Search the data below for the string "values". Extract every line that contains it.

** Start of EXERCISE MATERIAL **

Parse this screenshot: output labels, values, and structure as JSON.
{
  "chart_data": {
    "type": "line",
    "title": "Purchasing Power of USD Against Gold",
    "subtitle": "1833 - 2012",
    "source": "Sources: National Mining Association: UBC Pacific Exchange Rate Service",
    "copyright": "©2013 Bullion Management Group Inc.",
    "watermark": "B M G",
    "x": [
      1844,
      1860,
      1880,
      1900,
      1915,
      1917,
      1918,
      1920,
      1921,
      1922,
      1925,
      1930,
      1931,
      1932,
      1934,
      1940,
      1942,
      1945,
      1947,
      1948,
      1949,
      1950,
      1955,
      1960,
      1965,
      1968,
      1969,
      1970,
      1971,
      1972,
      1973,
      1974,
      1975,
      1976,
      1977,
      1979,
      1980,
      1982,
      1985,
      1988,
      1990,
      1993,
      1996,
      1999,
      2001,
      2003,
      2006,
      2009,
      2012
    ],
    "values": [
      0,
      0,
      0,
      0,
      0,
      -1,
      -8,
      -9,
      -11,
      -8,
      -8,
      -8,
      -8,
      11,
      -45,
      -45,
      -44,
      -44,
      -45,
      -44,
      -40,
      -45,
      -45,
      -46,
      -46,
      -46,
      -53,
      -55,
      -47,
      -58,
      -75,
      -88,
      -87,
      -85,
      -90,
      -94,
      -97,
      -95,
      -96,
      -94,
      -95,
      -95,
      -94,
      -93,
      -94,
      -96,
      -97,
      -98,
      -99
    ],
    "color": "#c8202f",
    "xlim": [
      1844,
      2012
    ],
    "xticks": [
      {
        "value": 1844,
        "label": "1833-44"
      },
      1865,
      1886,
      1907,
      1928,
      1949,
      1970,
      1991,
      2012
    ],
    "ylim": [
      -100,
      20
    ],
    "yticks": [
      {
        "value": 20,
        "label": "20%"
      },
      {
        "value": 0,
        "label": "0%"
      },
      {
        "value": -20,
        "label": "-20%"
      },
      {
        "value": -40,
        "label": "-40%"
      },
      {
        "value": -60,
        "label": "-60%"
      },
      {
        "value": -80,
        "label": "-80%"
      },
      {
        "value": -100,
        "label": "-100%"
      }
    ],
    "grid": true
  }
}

** End of EXERCISE MATERIAL **

**REPLY**
Parse this screenshot: output labels, values, and structure as JSON.
    "values": [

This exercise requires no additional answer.